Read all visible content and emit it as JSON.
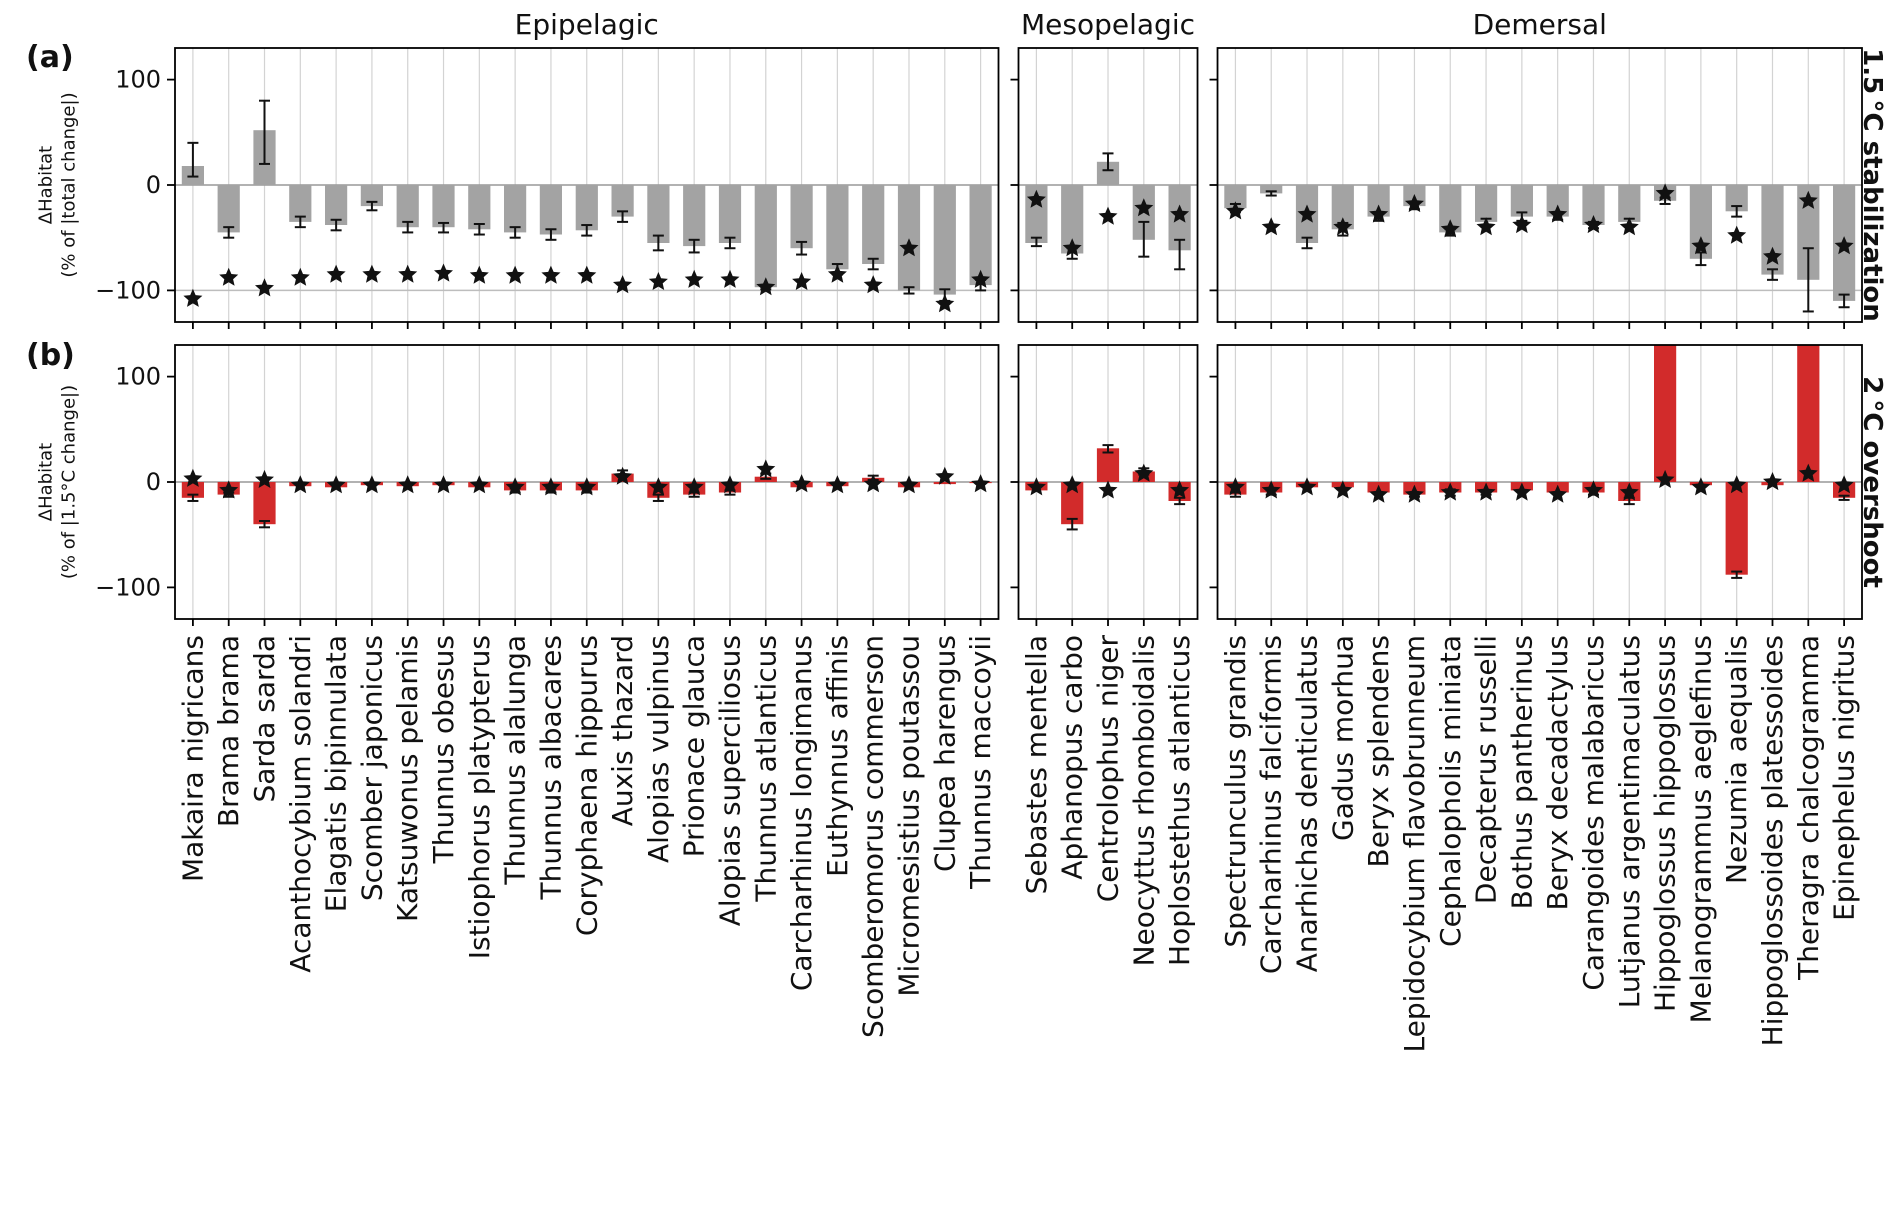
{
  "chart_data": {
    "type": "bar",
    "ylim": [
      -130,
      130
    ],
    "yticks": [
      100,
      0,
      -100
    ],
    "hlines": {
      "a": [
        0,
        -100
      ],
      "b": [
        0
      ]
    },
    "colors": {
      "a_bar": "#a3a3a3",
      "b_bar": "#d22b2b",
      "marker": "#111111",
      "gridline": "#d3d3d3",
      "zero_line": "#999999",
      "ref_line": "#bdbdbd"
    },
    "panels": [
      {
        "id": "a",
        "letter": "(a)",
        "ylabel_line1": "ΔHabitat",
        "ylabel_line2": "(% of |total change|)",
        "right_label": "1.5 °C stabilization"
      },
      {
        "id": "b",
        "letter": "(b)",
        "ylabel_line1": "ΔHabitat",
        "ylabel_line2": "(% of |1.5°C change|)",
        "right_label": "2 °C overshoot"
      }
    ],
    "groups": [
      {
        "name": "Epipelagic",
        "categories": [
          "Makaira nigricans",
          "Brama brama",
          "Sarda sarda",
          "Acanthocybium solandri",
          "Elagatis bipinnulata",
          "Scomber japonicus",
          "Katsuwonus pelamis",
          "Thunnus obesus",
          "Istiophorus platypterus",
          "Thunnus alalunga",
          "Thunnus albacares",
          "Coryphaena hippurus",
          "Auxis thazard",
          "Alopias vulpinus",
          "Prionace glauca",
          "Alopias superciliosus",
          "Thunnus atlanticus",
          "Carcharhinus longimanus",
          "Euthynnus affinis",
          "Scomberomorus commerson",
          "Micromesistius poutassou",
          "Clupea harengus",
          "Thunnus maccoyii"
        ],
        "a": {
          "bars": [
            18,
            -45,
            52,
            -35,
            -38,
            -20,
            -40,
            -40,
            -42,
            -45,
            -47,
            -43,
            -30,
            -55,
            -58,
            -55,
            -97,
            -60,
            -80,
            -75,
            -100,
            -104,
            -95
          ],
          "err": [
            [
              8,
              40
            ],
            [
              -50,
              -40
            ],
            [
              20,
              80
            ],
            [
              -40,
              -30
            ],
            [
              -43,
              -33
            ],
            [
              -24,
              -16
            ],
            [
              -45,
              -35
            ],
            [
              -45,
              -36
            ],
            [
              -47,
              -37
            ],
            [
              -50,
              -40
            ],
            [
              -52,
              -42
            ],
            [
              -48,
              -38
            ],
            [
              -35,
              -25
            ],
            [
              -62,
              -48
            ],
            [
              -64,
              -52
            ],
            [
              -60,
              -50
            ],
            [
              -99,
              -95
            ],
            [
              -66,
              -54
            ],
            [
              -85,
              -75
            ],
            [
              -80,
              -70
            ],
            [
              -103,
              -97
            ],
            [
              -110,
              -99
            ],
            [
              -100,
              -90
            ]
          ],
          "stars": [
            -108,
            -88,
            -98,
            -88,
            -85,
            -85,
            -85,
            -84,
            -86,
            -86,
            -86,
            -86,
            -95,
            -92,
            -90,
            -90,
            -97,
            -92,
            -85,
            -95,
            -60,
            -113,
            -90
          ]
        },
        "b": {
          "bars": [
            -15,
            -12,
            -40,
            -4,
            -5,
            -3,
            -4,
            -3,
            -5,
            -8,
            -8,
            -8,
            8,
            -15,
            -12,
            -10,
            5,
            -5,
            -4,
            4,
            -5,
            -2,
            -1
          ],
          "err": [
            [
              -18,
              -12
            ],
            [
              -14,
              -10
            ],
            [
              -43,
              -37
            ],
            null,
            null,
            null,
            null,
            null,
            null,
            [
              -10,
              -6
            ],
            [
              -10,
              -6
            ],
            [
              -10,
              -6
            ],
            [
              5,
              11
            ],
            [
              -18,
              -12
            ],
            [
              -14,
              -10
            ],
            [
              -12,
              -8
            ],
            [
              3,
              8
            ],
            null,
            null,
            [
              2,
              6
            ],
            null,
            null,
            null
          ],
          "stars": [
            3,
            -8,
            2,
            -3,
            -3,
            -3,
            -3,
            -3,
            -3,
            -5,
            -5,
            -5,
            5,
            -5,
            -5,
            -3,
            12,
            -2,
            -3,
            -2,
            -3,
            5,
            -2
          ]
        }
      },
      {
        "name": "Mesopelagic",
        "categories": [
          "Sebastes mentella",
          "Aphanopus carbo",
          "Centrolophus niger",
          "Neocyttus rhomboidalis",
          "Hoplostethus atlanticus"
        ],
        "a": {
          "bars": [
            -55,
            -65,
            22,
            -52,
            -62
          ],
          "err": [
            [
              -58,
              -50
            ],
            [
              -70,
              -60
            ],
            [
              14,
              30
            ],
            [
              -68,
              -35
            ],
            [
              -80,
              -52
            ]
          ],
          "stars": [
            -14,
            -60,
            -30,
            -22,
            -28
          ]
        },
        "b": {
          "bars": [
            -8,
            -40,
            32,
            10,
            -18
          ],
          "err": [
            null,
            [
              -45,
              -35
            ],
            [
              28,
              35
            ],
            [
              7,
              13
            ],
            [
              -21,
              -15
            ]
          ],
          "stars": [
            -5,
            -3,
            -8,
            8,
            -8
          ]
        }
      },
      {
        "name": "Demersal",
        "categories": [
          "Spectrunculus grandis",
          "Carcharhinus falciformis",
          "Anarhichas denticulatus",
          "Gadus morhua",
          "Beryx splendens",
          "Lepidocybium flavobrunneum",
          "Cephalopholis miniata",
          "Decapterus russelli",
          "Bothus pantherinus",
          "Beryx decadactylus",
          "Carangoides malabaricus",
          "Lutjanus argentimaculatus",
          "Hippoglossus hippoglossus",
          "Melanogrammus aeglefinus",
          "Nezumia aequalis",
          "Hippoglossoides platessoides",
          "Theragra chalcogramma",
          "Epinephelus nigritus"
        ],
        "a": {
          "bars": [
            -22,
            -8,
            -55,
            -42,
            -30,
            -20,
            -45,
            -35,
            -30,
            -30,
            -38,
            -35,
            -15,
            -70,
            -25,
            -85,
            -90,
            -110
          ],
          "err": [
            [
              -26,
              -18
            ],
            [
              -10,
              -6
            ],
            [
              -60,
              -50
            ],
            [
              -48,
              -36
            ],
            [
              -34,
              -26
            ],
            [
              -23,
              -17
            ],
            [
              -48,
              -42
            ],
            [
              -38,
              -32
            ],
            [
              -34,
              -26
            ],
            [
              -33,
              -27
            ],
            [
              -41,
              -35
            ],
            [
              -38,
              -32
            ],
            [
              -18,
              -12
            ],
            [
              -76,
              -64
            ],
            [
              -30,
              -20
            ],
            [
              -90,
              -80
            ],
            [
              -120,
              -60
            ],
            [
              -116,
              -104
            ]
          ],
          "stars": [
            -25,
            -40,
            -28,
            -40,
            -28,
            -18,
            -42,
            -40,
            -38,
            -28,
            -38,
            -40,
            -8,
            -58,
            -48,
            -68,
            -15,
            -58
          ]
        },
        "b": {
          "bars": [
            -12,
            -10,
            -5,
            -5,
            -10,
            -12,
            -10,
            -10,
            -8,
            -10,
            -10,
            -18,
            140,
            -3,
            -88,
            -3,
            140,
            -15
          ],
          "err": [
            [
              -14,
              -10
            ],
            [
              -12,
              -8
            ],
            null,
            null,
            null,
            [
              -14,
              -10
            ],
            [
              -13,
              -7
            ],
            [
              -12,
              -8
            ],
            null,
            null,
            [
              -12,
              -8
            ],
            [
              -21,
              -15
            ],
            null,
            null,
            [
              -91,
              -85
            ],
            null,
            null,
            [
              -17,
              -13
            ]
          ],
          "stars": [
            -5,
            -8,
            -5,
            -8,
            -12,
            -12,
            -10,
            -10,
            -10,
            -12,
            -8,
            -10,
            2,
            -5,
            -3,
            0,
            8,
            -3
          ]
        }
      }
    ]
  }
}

◆ ◆ ◆

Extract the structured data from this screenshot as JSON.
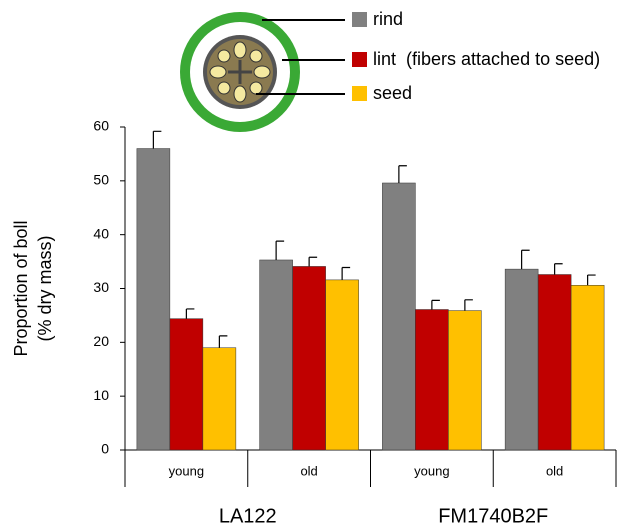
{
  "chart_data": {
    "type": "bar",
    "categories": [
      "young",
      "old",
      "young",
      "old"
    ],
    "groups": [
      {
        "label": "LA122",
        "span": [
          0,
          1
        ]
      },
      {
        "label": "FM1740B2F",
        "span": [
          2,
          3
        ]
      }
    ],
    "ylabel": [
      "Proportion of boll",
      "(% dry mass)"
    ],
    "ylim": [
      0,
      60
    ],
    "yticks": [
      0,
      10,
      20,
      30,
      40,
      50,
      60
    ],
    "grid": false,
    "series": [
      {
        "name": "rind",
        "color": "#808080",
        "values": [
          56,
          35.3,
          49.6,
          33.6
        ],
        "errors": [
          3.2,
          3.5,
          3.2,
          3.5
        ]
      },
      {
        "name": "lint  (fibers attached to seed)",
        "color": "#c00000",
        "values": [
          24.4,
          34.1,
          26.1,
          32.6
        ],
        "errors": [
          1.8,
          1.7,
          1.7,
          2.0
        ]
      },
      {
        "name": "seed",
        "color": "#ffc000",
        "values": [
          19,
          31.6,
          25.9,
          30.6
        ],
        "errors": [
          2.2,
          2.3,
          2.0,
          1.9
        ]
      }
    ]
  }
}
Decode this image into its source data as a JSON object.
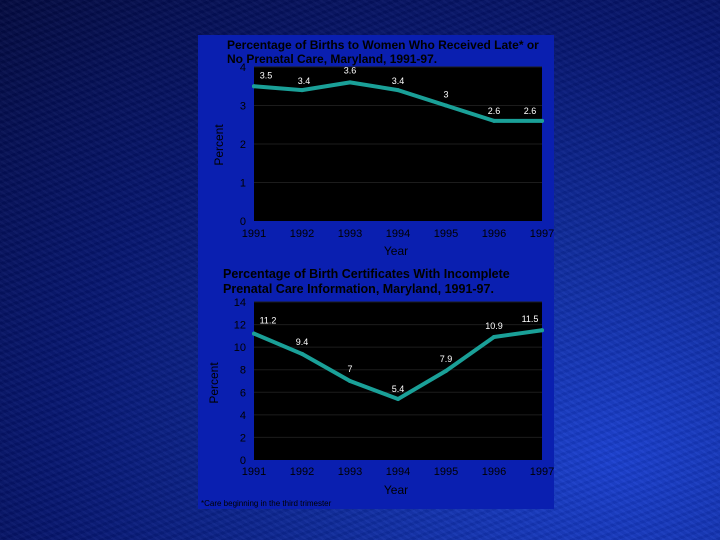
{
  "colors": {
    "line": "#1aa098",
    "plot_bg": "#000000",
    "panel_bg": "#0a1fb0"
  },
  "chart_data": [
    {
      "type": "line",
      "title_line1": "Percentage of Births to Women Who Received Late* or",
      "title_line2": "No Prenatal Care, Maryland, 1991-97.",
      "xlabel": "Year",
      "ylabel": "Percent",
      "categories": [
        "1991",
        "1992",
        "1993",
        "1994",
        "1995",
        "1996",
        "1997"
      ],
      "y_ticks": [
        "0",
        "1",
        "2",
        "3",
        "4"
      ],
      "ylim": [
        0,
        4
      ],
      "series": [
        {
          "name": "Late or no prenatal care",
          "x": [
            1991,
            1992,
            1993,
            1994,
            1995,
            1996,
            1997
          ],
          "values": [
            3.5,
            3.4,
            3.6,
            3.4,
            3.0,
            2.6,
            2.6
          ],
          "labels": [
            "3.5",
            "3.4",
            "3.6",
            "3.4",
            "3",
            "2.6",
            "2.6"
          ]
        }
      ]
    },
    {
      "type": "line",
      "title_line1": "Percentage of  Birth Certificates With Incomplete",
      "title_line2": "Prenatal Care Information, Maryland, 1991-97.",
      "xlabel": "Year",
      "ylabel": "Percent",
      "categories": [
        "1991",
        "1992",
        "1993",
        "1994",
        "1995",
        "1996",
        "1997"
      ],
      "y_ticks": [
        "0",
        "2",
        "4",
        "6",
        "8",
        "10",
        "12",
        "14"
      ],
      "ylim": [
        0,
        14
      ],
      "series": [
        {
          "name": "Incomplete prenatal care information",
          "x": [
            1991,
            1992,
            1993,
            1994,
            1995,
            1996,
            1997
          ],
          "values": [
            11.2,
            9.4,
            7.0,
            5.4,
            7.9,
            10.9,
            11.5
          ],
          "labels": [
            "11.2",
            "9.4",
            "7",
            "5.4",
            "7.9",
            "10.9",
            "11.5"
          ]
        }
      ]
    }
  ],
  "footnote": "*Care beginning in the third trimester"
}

◆ ◆ ◆

▸ REQUIREMENT: Find every line in the records above that holds the word "JSON", and copy each one.

▸ ANSWER TO THE PROBLEM:
Read all visible content and emit it as JSON.
Extract the structured data from this screenshot as JSON.
Decode this image into its source data as a JSON object.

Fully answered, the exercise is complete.